TASK REQUIREMENTS: In the article on sugar, culture and politics in Negros, in what year did "buena familias" from Iloilo start arriving in the province?

Pacete: Sugar, culture and politics in Negros

NEGROS is "Sugar and More" in the "Land of Sweet Surprises". Investors are here in our province because business is good. Tourists come here because of our attractions and favorable peace and order climate. Our political leaders "seem united".

Investors and visitors coming to Negros should be "au courant" (abreast of) of our past, dominant culture, status of our industry, pervading politics, and the future of the Negrosanons. Some "buena familias" may claim of their semi-feudal origin as confirmed by their Spanish-speaking grandparents.

The Spaniards started with the "encomienda" system, thousands of hectares of land granted by the Royal Crown to loyal soldiers (1632-1755). "Buena familias" from Iloilo started to arrive in our province (1840) to start the "haciendas", large property devoted to sugarcane plantation. The plantation owners started calling themselves "hacendados" (big-time sugarcane planters) or "hacenderos" (not-so-big sugar cane planters).

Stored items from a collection
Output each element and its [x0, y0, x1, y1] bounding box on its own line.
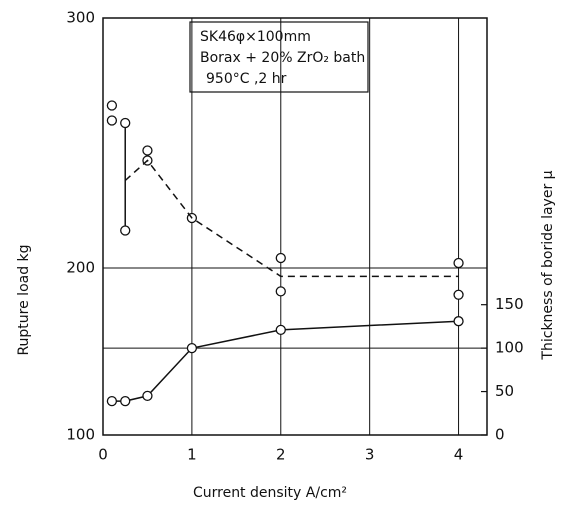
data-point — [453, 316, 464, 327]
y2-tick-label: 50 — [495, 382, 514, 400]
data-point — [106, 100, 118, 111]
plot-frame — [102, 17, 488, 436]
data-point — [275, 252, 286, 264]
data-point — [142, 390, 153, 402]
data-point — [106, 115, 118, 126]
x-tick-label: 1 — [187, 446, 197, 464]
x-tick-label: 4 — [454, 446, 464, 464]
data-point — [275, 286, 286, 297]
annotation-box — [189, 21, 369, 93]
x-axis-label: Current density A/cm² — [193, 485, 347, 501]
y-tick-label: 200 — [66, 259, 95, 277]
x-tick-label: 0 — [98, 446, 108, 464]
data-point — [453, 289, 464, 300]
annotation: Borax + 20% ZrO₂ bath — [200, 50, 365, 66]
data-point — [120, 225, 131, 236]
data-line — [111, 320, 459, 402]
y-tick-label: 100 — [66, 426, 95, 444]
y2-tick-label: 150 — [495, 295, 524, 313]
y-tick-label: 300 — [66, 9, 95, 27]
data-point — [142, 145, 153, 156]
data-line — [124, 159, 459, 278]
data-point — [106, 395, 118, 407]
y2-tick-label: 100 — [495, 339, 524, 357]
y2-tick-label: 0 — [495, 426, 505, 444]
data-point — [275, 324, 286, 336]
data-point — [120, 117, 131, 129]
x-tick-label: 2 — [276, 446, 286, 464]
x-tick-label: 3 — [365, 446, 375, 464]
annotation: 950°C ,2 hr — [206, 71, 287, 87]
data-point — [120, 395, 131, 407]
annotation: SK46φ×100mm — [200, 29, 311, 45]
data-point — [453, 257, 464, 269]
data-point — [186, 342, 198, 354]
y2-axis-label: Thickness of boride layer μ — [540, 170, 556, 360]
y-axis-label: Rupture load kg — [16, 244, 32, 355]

EXPECTED ANSWER: 1840